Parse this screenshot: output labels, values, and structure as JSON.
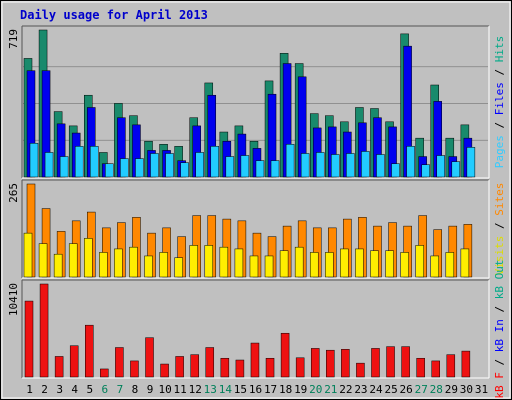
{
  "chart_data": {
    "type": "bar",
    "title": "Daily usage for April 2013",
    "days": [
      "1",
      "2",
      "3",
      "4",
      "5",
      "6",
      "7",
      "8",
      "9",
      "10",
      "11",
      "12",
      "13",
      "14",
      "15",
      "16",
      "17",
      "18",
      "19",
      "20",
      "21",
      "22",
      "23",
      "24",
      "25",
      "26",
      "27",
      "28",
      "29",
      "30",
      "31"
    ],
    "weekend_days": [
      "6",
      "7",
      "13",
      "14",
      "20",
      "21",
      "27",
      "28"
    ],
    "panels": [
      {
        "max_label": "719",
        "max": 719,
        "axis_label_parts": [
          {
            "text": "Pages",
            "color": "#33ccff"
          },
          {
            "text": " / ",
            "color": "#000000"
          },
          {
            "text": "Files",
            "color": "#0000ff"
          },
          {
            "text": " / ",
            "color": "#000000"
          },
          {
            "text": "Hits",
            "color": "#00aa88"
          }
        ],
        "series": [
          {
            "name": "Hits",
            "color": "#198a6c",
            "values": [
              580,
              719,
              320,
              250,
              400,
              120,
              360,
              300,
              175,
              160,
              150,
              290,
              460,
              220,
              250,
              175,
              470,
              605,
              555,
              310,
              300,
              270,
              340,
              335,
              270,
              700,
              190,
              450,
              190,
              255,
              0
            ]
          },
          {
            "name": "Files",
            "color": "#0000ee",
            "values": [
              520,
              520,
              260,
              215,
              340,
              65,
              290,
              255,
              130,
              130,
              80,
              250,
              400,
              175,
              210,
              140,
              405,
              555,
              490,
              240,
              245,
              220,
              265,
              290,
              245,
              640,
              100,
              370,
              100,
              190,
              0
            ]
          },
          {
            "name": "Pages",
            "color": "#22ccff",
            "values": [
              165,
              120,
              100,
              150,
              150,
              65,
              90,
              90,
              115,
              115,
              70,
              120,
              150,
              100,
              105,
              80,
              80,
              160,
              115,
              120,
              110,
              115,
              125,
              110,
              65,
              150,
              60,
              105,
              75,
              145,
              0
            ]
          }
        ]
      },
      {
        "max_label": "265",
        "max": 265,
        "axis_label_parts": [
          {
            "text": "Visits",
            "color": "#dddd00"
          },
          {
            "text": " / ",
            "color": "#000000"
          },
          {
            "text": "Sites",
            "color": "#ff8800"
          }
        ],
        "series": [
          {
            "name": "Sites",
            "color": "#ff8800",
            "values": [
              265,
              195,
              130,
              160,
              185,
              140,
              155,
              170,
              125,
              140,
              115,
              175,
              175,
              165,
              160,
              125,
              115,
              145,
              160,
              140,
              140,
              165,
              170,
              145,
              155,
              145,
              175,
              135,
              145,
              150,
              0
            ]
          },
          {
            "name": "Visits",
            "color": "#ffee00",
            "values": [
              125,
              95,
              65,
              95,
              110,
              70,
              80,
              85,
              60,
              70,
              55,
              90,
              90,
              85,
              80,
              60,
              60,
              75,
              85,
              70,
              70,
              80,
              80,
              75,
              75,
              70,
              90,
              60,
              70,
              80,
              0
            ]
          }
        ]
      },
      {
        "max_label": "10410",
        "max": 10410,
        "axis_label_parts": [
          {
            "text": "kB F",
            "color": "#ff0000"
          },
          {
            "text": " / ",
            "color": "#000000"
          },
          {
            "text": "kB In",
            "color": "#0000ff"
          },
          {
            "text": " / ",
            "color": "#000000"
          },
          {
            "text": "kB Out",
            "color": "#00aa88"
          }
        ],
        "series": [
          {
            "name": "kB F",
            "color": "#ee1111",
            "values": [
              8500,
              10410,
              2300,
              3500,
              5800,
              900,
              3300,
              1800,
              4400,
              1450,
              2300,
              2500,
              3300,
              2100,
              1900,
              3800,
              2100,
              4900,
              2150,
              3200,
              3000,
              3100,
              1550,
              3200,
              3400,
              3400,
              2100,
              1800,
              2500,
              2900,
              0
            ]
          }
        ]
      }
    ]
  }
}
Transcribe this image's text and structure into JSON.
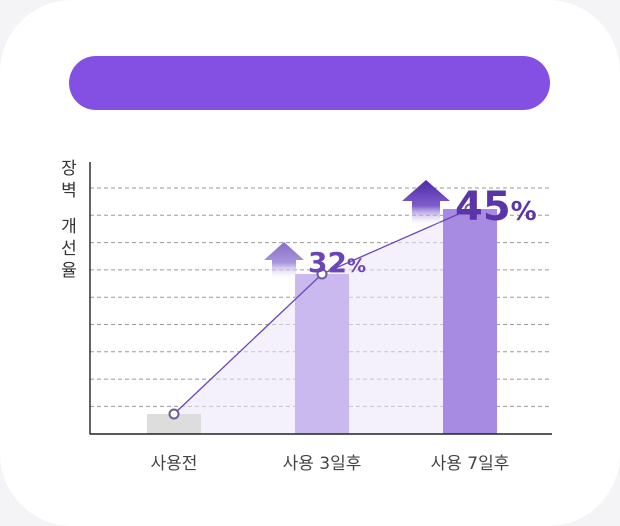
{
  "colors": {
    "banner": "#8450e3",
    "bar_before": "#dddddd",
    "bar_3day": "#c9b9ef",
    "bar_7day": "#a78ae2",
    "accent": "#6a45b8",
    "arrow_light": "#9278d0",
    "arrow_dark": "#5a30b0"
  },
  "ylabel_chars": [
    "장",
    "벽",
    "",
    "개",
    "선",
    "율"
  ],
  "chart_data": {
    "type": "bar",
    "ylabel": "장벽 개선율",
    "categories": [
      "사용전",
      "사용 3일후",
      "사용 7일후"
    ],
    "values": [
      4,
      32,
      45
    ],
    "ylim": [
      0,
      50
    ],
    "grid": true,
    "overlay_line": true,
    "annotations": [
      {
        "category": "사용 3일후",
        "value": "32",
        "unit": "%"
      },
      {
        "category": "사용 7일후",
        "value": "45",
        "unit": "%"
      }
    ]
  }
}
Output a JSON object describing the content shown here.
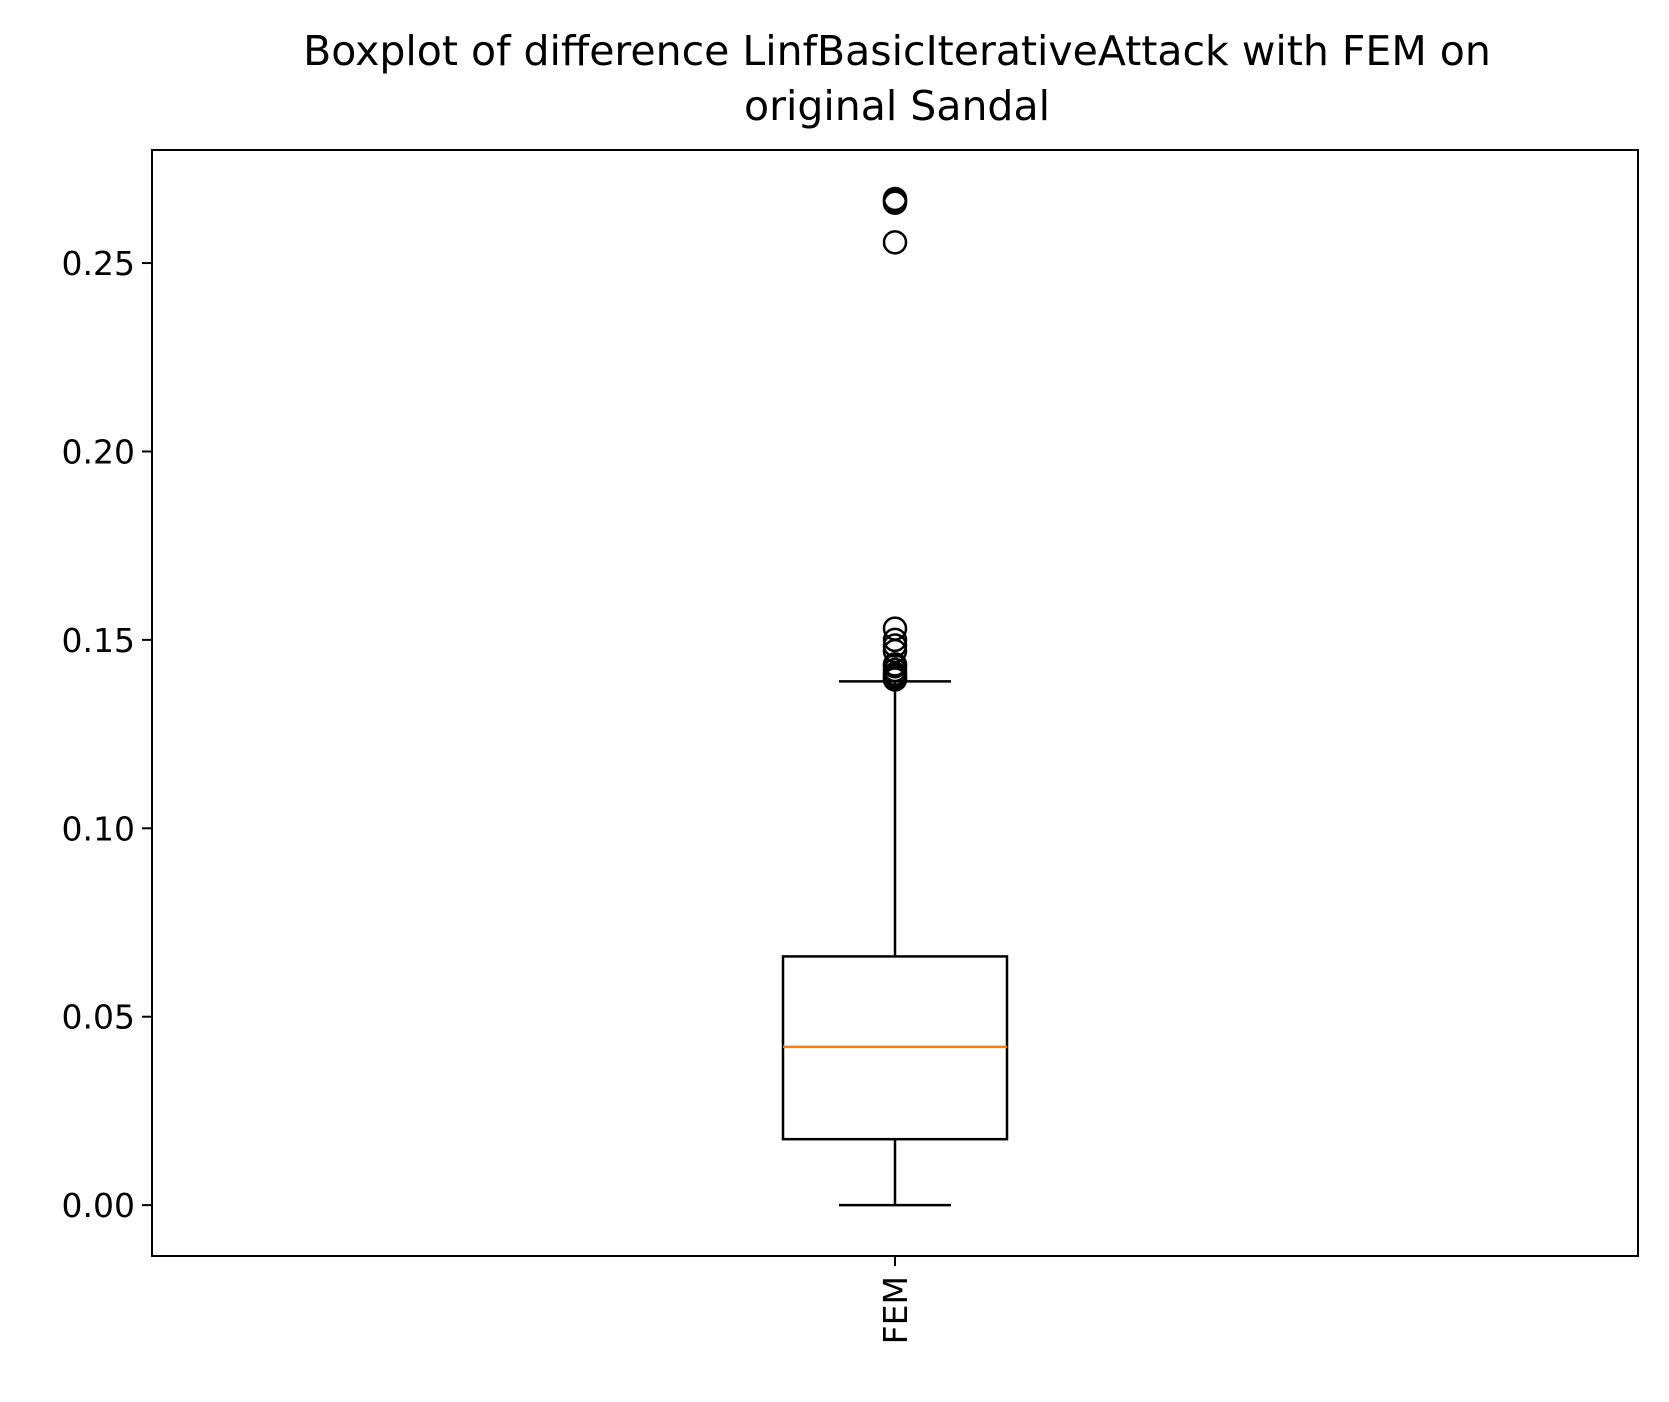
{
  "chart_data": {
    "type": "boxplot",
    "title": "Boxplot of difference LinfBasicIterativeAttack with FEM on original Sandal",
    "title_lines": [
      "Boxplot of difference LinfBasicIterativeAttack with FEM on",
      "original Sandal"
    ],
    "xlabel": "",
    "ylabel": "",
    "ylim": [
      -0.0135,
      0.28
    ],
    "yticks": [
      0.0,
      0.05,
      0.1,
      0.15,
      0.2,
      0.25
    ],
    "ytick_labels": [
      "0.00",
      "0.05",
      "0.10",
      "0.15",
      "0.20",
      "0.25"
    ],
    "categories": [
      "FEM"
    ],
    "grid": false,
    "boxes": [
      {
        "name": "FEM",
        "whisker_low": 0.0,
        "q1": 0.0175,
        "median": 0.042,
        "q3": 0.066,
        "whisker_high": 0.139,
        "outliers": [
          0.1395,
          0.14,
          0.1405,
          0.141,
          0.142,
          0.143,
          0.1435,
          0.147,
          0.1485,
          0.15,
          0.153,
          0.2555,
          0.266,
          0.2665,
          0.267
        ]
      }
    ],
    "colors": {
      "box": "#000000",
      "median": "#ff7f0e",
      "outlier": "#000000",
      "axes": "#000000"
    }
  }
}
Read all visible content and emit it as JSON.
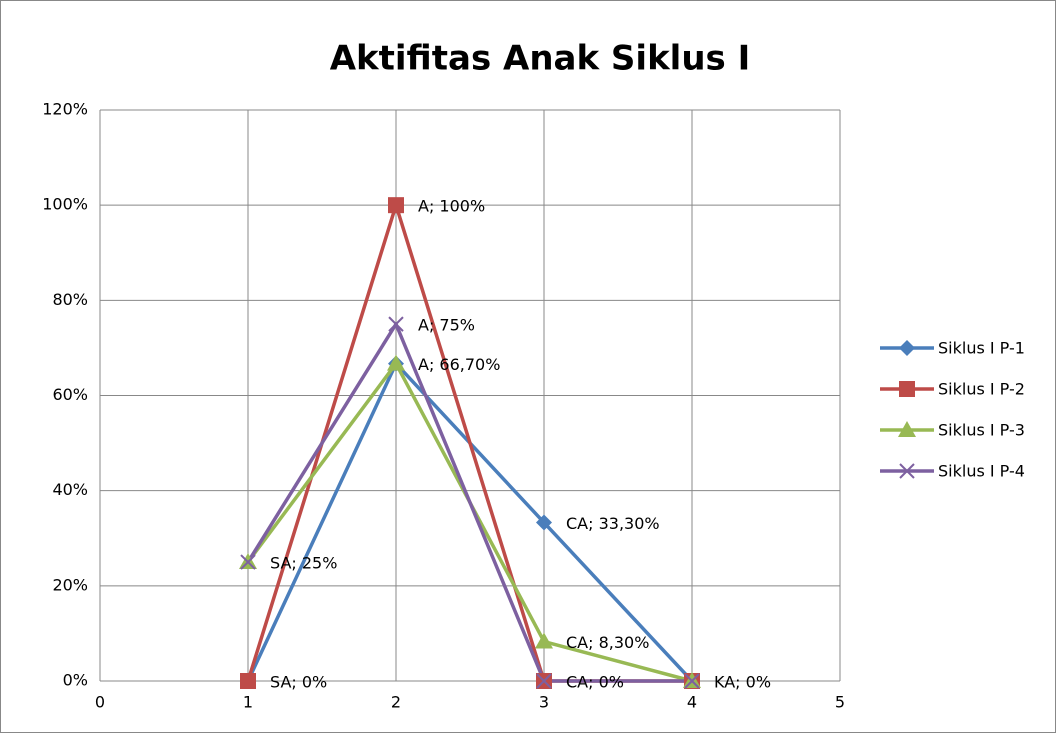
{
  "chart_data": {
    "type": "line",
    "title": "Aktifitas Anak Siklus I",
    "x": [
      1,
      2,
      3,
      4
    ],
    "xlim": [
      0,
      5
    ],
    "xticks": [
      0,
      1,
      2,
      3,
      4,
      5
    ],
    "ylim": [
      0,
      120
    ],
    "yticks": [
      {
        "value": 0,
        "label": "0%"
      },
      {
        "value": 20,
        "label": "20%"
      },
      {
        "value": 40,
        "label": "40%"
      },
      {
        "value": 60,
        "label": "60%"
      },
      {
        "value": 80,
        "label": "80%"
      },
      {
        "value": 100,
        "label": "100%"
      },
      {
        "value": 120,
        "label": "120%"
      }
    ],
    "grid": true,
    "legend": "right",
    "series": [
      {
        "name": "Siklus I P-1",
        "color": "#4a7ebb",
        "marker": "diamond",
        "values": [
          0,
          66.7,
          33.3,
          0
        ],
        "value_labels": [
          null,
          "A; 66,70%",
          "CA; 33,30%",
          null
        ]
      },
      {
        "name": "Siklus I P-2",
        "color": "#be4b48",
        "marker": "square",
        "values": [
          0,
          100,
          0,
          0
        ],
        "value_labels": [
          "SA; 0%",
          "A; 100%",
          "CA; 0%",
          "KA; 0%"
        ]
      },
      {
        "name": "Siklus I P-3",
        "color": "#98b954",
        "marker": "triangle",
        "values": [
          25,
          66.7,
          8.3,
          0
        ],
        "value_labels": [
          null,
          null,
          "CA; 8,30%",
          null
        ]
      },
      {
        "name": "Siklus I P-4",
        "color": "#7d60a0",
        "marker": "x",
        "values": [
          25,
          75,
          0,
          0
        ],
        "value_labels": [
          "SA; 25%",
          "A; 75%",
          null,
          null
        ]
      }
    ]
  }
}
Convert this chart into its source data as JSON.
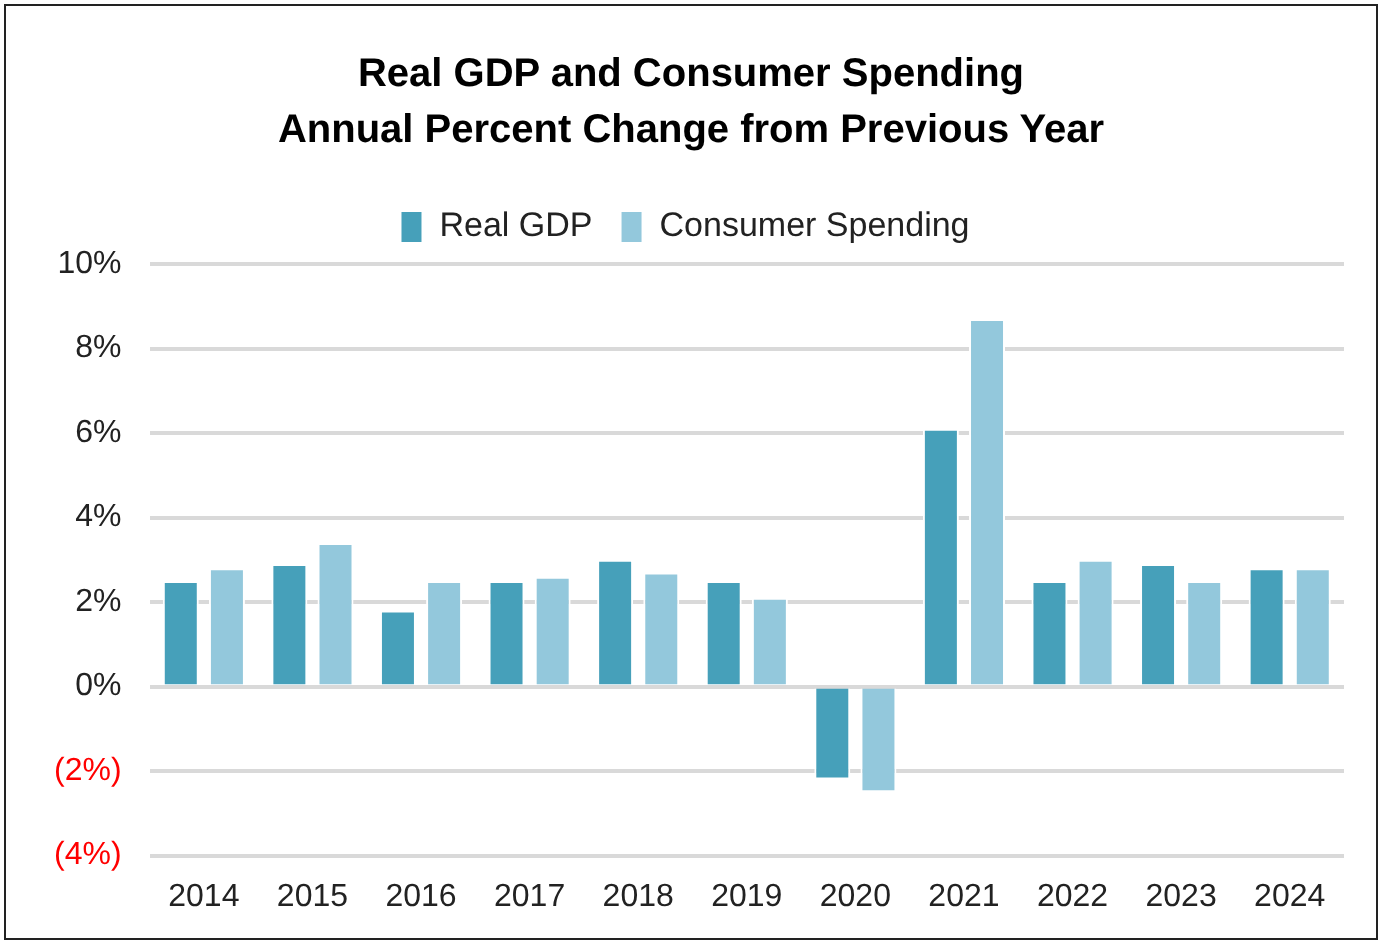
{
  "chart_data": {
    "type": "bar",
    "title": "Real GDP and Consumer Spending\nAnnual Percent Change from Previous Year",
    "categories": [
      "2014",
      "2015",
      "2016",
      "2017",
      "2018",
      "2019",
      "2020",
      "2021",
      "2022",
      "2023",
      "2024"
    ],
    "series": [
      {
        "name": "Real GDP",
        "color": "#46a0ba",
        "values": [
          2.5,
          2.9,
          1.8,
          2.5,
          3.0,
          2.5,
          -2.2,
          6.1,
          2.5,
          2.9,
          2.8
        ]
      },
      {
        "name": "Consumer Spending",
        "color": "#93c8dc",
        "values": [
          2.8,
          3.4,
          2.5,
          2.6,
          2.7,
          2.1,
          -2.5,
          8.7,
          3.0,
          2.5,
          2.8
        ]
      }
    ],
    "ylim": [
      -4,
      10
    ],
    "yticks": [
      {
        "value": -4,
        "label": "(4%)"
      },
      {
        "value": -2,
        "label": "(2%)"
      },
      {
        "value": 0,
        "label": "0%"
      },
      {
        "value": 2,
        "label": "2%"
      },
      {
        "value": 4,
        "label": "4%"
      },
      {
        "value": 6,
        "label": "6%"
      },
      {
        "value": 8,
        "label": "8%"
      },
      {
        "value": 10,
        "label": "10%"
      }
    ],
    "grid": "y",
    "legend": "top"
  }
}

> _Your objective_
Filter the entries down to the lines with the word "Consumer" in them.

> _Written solution_
    "title": "Real GDP and Consumer Spending\nAnnual Percent Change from Previous Year",
        "name": "Consumer Spending",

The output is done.